→ Exercise directions: Lines that contain the string "screenshot" are to be copied; leave out all others.

→ Extracted material:

--- Begin ---

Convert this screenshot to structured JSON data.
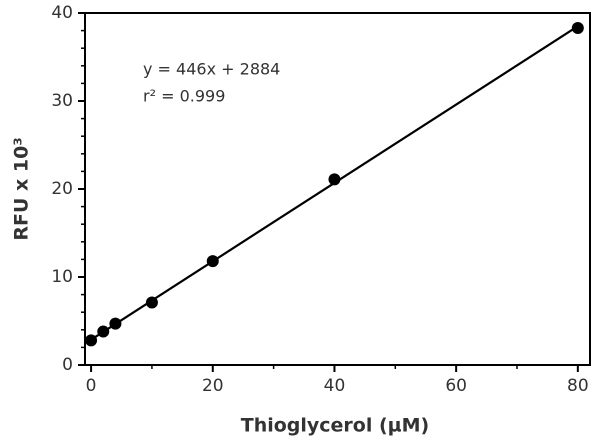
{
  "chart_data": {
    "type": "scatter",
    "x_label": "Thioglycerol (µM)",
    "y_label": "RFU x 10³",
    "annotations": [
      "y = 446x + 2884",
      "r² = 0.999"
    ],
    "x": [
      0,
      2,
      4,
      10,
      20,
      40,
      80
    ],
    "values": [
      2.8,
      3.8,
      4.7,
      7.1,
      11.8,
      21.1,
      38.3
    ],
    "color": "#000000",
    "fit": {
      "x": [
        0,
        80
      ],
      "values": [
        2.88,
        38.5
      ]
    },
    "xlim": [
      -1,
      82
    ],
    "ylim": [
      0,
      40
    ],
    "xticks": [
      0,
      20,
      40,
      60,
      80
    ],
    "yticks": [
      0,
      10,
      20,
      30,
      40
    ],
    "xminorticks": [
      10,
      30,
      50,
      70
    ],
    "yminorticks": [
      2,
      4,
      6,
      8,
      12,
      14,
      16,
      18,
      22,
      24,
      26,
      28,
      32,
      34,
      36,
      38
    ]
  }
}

--- End ---
--- Begin ---

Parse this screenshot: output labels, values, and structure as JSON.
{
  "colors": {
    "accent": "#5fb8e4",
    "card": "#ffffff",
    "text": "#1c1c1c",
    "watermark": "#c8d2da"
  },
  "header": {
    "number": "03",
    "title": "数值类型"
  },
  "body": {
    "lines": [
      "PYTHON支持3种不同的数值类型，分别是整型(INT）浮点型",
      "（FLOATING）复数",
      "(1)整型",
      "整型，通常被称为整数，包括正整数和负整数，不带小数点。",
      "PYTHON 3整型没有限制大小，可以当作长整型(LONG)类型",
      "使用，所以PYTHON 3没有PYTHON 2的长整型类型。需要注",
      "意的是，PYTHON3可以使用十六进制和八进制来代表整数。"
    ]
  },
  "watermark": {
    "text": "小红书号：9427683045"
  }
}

--- End ---

→ Result of this task:
Convert this screenshot to structured JSON data.
Parse this screenshot: output labels, values, and structure as JSON.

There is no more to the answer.